:: Goal ::
Reproduce the material word for word; the images stay out.

:: Given records ::
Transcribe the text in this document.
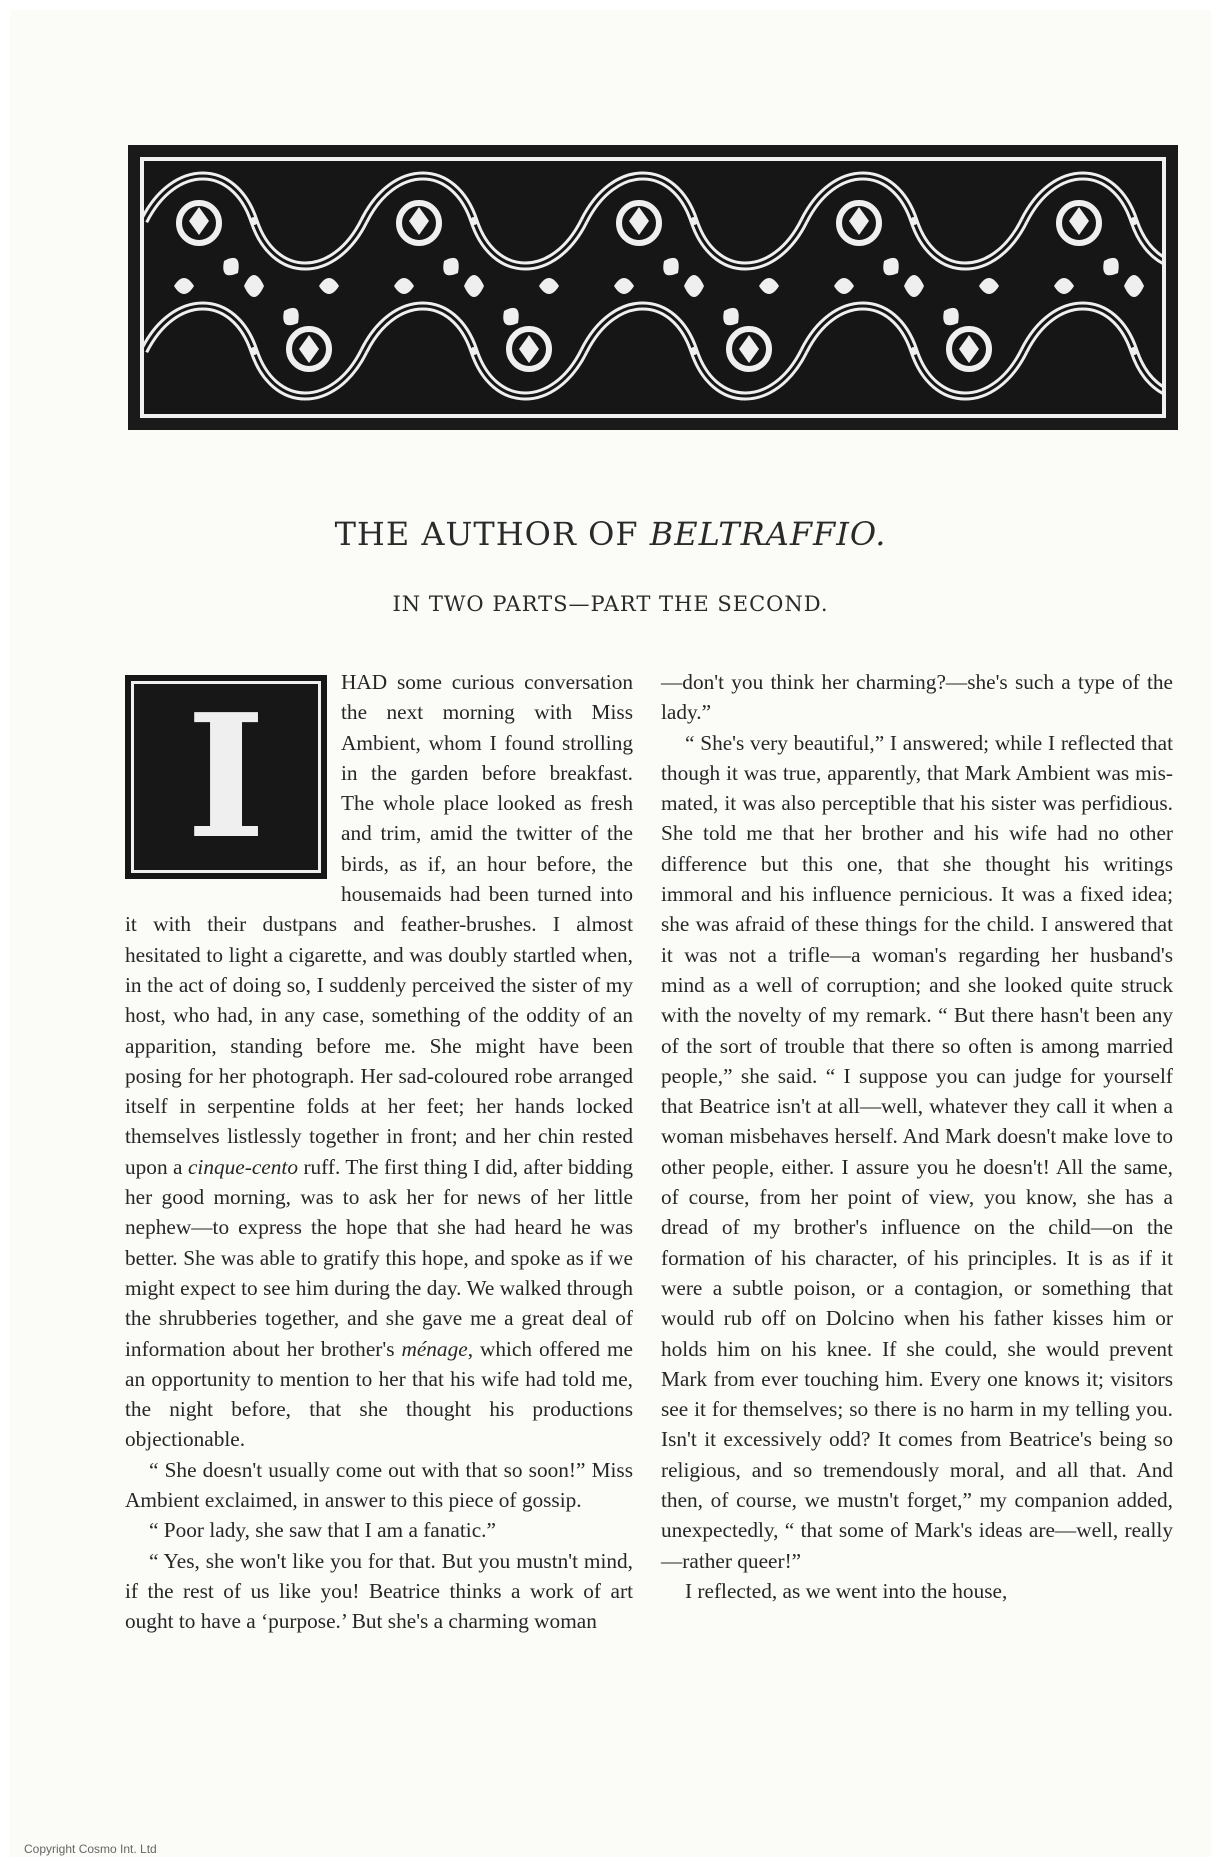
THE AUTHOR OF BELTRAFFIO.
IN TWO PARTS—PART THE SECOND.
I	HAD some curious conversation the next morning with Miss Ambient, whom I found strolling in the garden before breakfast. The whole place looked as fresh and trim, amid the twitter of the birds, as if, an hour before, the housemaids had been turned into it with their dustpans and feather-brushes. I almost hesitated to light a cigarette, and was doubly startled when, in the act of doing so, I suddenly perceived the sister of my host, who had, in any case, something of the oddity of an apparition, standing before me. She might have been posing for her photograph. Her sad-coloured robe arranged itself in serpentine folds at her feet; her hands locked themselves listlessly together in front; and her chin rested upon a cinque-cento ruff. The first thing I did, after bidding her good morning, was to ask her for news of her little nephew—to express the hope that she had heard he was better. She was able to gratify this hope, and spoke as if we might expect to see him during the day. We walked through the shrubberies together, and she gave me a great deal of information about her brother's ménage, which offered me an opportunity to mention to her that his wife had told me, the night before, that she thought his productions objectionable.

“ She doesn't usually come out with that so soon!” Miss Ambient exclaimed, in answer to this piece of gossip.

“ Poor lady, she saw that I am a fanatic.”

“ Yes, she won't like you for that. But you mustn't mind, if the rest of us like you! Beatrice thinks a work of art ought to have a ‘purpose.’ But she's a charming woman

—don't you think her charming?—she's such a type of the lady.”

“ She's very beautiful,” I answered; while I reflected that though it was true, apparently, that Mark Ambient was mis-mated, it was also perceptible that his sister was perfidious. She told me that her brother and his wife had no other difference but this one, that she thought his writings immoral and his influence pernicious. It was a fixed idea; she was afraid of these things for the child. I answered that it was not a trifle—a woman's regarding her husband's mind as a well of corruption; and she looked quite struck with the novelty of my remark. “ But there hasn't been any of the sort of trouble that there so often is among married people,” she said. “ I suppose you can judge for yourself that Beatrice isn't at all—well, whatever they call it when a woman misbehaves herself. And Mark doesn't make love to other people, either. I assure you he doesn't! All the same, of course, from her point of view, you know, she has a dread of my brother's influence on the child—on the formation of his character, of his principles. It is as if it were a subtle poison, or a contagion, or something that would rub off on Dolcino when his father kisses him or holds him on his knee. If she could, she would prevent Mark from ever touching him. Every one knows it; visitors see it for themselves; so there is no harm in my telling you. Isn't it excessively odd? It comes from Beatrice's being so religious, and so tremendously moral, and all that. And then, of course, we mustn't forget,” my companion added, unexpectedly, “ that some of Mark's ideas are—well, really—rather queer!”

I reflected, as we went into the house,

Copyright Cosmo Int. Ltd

:: Final answer ::
Transcribe the text in this document.
THE AUTHOR OF BELTRAFFIO.
IN TWO PARTS—PART THE SECOND.
I	HAD some curious conversation the next morning with Miss Ambient, whom I found strolling in the garden before breakfast. The whole place looked as fresh and trim, amid the twitter of the birds, as if, an hour before, the housemaids had been turned into it with their dustpans and feather-brushes. I almost hesitated to light a cigarette, and was doubly startled when, in the act of doing so, I suddenly perceived the sister of my host, who had, in any case, something of the oddity of an apparition, standing before me. She might have been posing for her photograph. Her sad-coloured robe arranged itself in serpentine folds at her feet; her hands locked themselves listlessly together in front; and her chin rested upon a cinque-cento ruff. The first thing I did, after bidding her good morning, was to ask her for news of her little nephew—to express the hope that she had heard he was better. She was able to gratify this hope, and spoke as if we might expect to see him during the day. We walked through the shrubberies together, and she gave me a great deal of information about her brother's ménage, which offered me an opportunity to mention to her that his wife had told me, the night before, that she thought his productions objectionable.

“ She doesn't usually come out with that so soon!” Miss Ambient exclaimed, in answer to this piece of gossip.

“ Poor lady, she saw that I am a fanatic.”

“ Yes, she won't like you for that. But you mustn't mind, if the rest of us like you! Beatrice thinks a work of art ought to have a ‘purpose.’ But she's a charming woman

—don't you think her charming?—she's such a type of the lady.”

“ She's very beautiful,” I answered; while I reflected that though it was true, apparently, that Mark Ambient was mis-mated, it was also perceptible that his sister was perfidious. She told me that her brother and his wife had no other difference but this one, that she thought his writings immoral and his influence pernicious. It was a fixed idea; she was afraid of these things for the child. I answered that it was not a trifle—a woman's regarding her husband's mind as a well of corruption; and she looked quite struck with the novelty of my remark. “ But there hasn't been any of the sort of trouble that there so often is among married people,” she said. “ I suppose you can judge for yourself that Beatrice isn't at all—well, whatever they call it when a woman misbehaves herself. And Mark doesn't make love to other people, either. I assure you he doesn't! All the same, of course, from her point of view, you know, she has a dread of my brother's influence on the child—on the formation of his character, of his principles. It is as if it were a subtle poison, or a contagion, or something that would rub off on Dolcino when his father kisses him or holds him on his knee. If she could, she would prevent Mark from ever touching him. Every one knows it; visitors see it for themselves; so there is no harm in my telling you. Isn't it excessively odd? It comes from Beatrice's being so religious, and so tremendously moral, and all that. And then, of course, we mustn't forget,” my companion added, unexpectedly, “ that some of Mark's ideas are—well, really—rather queer!”

I reflected, as we went into the house,

Copyright Cosmo Int. Ltd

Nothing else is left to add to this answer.